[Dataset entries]
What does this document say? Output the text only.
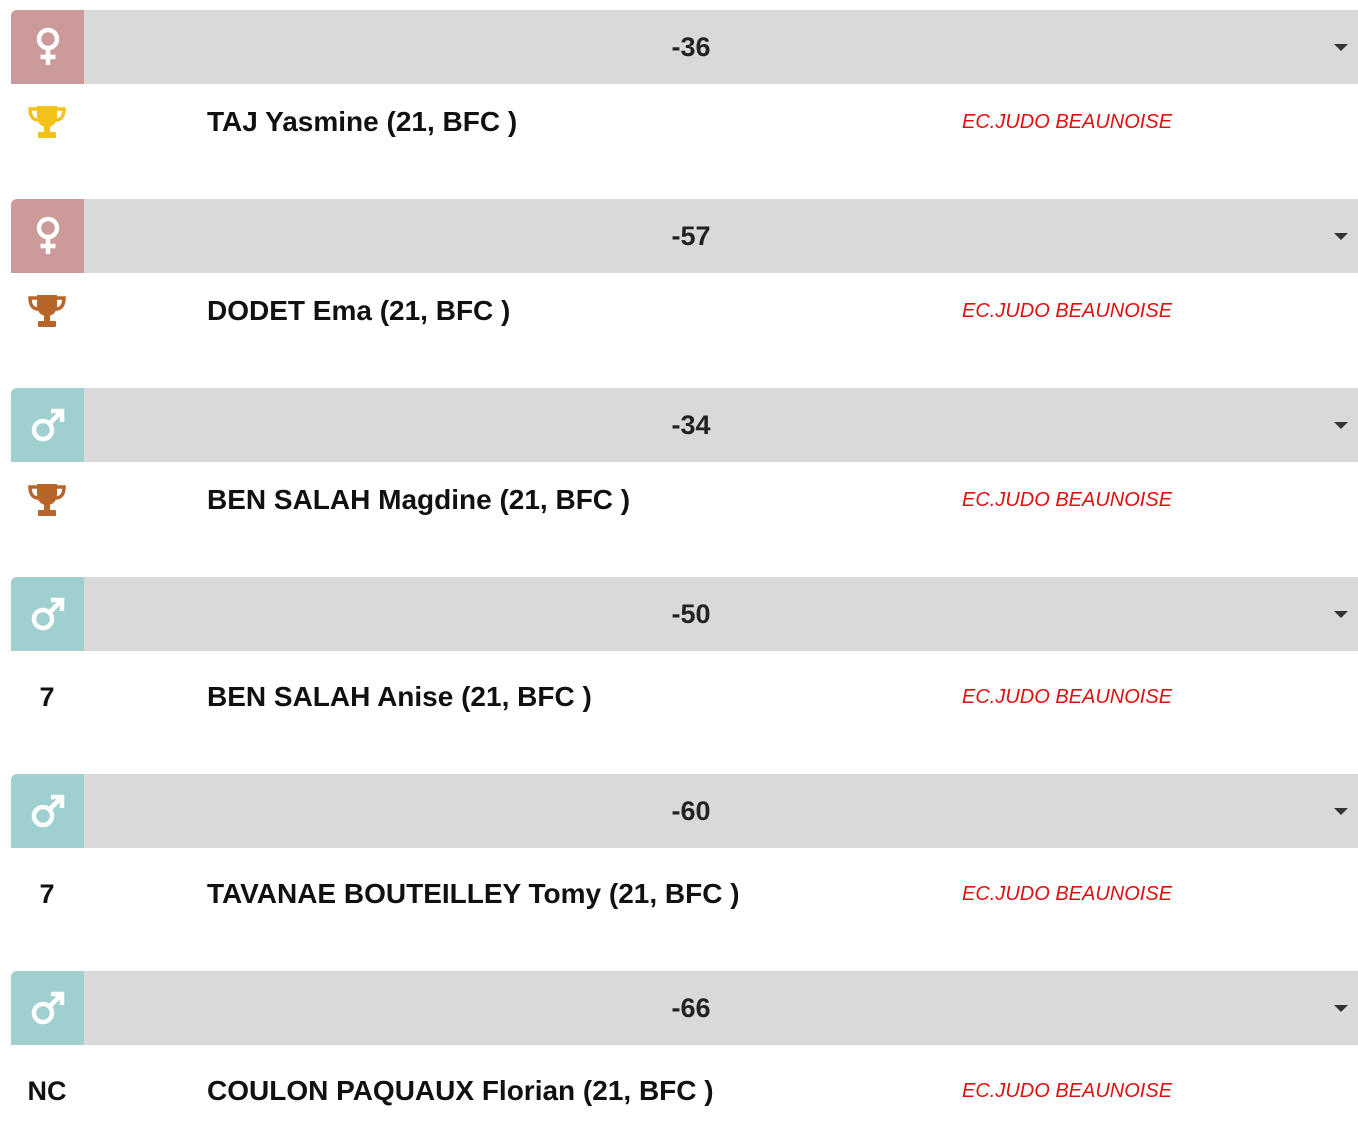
-36
TAJ Yasmine (21, BFC )	EC.JUDO BEAUNOISE
-57
DODET Ema (21, BFC )	EC.JUDO BEAUNOISE
-34
BEN SALAH Magdine (21, BFC )	EC.JUDO BEAUNOISE
-50
7	BEN SALAH Anise (21, BFC )	EC.JUDO BEAUNOISE
-60
7	TAVANAE BOUTEILLEY Tomy (21, BFC )	EC.JUDO BEAUNOISE
-66
NC	COULON PAQUAUX Florian (21, BFC )	EC.JUDO BEAUNOISE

* [Your task] Pictures are to be left out; all else in the entries above is to be quoted exactly.

* [Solution to this problem]
What does this document say? Output the text only.
-36
TAJ Yasmine (21, BFC )	EC.JUDO BEAUNOISE
-57
DODET Ema (21, BFC )	EC.JUDO BEAUNOISE
-34
BEN SALAH Magdine (21, BFC )	EC.JUDO BEAUNOISE
-50
7	BEN SALAH Anise (21, BFC )	EC.JUDO BEAUNOISE
-60
7	TAVANAE BOUTEILLEY Tomy (21, BFC )	EC.JUDO BEAUNOISE
-66
NC	COULON PAQUAUX Florian (21, BFC )	EC.JUDO BEAUNOISE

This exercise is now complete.